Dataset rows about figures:
((
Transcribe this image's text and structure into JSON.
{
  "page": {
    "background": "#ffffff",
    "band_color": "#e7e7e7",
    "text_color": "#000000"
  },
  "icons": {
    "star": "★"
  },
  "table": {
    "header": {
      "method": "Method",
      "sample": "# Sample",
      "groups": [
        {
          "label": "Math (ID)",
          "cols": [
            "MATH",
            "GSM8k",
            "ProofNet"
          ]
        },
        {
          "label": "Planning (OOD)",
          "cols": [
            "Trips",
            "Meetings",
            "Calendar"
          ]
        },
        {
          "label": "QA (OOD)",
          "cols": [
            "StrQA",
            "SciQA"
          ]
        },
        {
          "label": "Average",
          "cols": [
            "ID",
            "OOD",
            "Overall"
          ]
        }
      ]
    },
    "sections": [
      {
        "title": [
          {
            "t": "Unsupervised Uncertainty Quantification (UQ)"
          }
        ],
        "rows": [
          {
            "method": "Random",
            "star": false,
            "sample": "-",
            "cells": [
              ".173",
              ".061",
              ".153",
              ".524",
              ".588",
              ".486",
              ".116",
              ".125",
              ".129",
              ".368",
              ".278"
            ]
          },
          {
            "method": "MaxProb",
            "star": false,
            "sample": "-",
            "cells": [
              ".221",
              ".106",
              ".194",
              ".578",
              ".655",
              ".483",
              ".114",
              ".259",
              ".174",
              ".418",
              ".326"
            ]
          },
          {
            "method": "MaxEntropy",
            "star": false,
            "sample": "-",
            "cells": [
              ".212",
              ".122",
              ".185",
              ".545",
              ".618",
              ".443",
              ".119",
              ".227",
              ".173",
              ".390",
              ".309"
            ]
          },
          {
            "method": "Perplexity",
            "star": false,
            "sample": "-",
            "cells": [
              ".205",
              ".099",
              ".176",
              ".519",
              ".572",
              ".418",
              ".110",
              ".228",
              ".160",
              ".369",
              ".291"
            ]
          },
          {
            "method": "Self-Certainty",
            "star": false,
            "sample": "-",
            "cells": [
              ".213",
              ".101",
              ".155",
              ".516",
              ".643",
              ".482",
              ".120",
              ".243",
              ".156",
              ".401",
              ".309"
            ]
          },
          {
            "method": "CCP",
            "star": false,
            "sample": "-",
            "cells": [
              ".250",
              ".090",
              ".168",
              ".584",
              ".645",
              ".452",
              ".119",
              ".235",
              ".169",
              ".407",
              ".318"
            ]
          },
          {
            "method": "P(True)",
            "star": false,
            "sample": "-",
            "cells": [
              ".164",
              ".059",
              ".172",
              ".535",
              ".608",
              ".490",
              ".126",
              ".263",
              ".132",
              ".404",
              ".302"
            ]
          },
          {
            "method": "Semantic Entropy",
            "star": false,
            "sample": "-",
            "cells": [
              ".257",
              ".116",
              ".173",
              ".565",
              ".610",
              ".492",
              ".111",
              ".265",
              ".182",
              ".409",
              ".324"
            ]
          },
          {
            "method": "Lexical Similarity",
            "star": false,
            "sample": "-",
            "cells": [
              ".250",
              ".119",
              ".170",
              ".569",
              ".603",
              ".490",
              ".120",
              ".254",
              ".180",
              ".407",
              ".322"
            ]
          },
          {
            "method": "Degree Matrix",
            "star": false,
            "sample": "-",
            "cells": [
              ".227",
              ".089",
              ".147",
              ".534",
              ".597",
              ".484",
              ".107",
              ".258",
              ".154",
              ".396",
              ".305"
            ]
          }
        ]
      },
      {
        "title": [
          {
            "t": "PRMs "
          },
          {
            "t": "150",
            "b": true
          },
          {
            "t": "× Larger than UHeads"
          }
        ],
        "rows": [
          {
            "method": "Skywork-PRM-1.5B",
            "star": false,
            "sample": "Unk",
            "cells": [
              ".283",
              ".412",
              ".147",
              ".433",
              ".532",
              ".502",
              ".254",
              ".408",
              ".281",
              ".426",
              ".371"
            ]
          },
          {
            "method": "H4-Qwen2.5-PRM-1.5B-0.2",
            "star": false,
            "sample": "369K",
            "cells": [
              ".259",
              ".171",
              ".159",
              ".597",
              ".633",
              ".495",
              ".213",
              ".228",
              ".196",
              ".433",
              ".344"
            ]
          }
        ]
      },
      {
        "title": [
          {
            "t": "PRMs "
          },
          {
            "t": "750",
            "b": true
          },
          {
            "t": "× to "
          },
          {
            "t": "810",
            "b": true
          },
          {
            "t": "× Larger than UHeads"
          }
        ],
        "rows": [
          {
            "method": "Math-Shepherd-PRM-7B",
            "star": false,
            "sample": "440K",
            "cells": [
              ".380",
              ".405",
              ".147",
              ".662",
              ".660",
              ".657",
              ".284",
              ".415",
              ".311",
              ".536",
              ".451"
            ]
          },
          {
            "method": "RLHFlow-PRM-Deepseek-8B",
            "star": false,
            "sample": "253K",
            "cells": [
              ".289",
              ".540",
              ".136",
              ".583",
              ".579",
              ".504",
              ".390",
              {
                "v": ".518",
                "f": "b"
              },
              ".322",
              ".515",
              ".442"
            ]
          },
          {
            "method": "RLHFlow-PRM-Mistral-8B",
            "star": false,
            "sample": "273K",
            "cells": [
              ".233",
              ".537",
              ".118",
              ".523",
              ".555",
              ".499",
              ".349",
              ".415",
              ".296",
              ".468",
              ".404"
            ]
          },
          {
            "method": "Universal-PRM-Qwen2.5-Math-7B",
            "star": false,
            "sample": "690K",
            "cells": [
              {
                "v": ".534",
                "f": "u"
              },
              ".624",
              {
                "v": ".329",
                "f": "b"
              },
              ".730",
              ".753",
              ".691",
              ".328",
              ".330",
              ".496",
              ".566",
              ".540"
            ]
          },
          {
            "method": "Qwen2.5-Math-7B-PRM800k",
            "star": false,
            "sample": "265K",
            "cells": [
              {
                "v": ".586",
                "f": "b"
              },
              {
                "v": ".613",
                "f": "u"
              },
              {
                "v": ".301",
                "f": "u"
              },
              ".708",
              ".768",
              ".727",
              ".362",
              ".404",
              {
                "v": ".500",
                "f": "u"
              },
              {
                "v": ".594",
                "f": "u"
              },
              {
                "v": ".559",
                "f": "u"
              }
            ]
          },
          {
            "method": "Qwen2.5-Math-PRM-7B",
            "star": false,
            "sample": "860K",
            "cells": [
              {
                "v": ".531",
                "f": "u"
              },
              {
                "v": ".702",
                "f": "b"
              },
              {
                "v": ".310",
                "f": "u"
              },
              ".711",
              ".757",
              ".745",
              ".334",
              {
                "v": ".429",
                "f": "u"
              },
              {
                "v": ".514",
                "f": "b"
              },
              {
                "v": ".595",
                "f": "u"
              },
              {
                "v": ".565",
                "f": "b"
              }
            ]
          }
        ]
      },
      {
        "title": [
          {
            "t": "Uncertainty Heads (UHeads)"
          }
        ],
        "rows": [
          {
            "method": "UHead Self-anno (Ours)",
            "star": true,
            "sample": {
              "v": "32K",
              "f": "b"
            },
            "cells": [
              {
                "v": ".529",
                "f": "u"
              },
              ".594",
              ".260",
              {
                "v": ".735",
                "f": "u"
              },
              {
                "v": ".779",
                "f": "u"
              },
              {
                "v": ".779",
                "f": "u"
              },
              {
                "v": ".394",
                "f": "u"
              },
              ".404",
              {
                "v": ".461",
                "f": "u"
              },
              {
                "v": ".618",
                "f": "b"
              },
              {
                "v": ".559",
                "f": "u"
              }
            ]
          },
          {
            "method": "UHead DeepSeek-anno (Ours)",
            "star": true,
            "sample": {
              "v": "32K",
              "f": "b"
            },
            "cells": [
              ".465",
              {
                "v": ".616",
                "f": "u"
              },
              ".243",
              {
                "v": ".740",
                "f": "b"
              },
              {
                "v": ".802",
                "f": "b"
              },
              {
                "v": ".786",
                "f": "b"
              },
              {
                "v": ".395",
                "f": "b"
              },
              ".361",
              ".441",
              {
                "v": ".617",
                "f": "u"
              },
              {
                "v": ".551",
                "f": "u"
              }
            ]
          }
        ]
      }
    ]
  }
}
))
◆ **PROBLEM DETAILS**: Scan the lines for the string "Ours". Copy out each line that matches.

◆ **REPLY TO THE TASK**:
            "method": "UHead Self-anno (Ours)",
            "method": "UHead DeepSeek-anno (Ours)",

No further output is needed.